[Collected data]
▬▬▬

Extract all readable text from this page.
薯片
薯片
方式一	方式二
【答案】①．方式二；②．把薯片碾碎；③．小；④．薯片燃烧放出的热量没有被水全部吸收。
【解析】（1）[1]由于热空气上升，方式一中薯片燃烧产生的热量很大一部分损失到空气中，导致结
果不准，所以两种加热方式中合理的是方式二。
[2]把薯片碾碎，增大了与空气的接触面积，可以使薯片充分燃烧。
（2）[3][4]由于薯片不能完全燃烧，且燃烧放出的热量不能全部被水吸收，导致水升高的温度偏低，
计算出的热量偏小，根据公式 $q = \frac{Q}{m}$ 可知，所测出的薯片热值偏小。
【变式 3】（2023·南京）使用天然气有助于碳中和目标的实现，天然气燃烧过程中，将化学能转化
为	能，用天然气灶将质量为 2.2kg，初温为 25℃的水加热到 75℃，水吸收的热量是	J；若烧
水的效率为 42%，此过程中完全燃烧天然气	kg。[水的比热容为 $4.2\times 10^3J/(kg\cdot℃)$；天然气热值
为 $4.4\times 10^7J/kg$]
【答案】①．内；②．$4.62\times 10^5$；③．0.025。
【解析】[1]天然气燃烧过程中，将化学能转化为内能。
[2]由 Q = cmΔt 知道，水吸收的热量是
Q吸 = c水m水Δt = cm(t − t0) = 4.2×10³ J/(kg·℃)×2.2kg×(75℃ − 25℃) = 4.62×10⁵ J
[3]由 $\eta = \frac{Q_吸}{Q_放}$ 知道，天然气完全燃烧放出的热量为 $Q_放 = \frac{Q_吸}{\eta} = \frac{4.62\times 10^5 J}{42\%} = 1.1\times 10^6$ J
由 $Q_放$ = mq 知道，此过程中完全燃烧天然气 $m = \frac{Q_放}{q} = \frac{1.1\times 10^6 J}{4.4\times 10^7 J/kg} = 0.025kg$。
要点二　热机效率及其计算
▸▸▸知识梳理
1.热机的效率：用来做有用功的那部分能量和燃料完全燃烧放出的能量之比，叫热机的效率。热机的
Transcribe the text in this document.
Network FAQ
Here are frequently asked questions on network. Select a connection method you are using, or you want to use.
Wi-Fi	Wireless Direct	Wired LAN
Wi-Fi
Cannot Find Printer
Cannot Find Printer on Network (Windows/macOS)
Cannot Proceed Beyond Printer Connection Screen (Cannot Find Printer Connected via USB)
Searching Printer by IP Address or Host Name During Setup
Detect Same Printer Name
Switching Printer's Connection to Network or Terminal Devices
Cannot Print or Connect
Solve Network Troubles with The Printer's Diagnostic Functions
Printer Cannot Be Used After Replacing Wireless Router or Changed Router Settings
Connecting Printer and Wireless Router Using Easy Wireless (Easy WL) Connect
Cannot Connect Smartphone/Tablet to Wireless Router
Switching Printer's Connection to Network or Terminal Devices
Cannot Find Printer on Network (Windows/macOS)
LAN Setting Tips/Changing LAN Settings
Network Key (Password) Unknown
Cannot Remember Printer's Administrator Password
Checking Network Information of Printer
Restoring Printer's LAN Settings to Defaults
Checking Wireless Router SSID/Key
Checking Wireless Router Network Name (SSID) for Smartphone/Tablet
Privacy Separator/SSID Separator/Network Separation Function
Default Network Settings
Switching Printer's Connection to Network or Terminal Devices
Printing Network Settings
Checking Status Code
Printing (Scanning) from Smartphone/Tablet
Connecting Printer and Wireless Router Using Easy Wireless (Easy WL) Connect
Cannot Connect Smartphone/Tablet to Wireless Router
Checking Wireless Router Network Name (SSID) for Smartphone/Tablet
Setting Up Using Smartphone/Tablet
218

▬▬▬

**PROBLEM REQUIREMENTS:**
Look through the data and gather every line with the string "Printing" in it.

**ANSWER TO THE EXERCISE:**
Printing Network Settings
Printing (Scanning) from Smartphone/Tablet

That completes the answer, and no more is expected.